◆ **Stated exercise**: How many lines of these records hold the string "Output"? Reply with the number alone.

◆ **Data extracted from a collection**:

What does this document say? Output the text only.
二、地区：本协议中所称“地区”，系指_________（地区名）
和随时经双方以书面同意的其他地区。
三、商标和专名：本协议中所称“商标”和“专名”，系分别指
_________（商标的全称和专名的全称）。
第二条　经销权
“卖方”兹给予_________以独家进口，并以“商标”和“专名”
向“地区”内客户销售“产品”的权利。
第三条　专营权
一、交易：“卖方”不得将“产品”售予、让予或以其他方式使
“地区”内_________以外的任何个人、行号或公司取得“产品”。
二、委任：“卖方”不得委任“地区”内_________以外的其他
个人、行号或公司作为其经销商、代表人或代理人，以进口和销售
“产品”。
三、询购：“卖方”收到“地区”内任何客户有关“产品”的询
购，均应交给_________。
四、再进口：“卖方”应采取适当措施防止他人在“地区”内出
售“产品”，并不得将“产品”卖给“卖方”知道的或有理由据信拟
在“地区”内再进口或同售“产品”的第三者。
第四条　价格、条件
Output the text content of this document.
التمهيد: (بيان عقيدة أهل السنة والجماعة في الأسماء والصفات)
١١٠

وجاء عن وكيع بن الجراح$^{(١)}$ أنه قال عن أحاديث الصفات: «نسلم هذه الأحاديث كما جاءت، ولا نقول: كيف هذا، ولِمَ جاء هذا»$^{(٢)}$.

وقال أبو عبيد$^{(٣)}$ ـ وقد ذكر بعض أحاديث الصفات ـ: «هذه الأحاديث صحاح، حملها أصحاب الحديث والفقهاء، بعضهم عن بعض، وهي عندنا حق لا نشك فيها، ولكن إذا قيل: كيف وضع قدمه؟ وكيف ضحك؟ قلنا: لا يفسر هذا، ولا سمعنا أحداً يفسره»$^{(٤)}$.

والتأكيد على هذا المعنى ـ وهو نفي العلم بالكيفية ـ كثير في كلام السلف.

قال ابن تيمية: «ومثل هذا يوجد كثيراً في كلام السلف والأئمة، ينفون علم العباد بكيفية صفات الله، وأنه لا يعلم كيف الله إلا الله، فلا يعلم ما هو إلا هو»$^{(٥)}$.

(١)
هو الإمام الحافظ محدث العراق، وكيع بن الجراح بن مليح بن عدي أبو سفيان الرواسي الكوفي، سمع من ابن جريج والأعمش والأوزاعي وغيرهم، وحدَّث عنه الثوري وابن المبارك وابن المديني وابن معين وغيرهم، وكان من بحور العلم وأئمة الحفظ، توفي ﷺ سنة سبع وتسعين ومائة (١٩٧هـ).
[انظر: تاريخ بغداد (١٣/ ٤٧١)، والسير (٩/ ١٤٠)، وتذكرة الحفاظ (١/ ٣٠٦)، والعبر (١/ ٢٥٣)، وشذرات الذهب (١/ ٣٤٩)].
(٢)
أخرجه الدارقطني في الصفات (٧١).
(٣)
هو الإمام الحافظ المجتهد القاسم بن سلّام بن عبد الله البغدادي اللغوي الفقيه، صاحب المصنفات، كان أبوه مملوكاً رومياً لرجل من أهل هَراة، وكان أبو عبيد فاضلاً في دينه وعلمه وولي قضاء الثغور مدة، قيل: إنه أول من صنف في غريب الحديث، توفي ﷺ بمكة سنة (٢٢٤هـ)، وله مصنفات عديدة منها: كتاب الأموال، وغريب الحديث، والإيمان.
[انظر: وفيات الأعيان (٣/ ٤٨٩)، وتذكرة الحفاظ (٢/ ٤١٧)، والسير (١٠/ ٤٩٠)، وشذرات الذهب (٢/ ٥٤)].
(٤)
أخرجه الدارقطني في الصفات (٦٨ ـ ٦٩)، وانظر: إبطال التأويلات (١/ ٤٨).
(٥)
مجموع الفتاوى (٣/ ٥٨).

◆ **Response to the exercise**: 2